▸ What you need to do
Your task is to copy each line of the material that includes "tests".

-------- Given records

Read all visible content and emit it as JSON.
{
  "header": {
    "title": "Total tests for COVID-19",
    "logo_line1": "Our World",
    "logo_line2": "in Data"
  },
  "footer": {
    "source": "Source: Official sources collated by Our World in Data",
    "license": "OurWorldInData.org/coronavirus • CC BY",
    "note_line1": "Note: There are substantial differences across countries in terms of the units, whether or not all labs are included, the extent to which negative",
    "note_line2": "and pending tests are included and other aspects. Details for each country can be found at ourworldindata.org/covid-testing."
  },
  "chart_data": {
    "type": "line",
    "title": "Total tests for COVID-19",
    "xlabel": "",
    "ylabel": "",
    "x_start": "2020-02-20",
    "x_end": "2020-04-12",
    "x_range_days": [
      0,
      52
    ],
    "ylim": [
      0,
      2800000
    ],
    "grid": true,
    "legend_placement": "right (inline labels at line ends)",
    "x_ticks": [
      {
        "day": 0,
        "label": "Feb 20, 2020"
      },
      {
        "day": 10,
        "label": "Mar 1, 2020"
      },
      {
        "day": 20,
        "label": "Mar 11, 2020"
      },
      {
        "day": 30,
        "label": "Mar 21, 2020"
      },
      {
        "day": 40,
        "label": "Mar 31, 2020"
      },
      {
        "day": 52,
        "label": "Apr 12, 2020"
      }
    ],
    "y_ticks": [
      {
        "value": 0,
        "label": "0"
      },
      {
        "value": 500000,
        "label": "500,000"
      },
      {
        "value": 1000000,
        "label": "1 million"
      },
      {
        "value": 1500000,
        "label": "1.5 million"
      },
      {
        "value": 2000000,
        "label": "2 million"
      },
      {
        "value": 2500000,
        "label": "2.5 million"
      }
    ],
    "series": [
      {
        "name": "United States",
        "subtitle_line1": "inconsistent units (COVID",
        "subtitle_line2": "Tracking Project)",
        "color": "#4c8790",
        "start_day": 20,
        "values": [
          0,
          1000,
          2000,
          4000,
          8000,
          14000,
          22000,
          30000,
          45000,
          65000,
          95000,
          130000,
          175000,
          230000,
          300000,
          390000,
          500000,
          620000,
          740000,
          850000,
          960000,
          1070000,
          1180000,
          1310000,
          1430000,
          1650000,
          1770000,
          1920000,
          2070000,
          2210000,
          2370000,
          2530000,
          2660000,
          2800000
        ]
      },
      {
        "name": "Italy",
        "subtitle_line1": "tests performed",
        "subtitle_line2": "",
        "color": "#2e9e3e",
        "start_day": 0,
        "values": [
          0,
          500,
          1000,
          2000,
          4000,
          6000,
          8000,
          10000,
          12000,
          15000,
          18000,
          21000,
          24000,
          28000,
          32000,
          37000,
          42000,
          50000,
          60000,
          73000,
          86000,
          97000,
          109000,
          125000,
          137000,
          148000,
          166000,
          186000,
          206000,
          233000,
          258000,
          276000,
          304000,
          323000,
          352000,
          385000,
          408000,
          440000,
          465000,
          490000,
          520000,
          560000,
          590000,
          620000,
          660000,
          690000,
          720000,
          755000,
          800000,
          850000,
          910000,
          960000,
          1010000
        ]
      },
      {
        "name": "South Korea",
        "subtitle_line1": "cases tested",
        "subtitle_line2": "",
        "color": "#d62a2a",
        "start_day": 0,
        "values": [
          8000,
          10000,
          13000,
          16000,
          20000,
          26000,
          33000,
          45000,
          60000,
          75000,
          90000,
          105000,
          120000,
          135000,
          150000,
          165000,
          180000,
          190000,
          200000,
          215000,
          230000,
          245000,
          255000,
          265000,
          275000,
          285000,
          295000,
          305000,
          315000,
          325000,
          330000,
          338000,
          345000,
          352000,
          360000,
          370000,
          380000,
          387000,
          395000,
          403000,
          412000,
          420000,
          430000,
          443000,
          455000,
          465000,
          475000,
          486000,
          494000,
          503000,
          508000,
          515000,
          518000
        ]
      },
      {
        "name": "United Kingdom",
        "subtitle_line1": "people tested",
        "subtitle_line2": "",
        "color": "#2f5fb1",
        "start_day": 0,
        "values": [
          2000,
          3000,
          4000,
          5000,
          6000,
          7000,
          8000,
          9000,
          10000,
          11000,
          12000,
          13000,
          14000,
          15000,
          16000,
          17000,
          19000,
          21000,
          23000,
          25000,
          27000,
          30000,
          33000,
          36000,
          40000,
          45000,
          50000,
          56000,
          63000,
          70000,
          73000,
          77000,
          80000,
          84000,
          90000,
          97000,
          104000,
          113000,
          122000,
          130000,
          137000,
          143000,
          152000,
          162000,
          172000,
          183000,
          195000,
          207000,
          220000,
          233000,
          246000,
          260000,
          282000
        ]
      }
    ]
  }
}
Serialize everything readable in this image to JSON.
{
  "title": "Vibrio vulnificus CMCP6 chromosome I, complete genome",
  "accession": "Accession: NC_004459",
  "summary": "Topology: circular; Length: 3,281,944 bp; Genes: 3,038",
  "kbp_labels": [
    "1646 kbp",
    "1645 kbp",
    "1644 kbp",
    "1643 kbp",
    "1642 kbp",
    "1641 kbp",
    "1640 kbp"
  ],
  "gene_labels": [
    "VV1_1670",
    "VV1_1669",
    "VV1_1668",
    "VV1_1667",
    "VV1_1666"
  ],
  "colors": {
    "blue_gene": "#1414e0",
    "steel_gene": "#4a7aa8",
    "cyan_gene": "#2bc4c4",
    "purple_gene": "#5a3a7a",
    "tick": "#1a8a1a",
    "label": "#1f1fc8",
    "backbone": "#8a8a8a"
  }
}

----------------

▸ Your solution
    "title": "Total tests for COVID-19",
    "note_line2": "and pending tests are included and other aspects. Details for each country can be found at ourworldindata.org/covid-testing."
    "title": "Total tests for COVID-19",
        "subtitle_line1": "tests performed",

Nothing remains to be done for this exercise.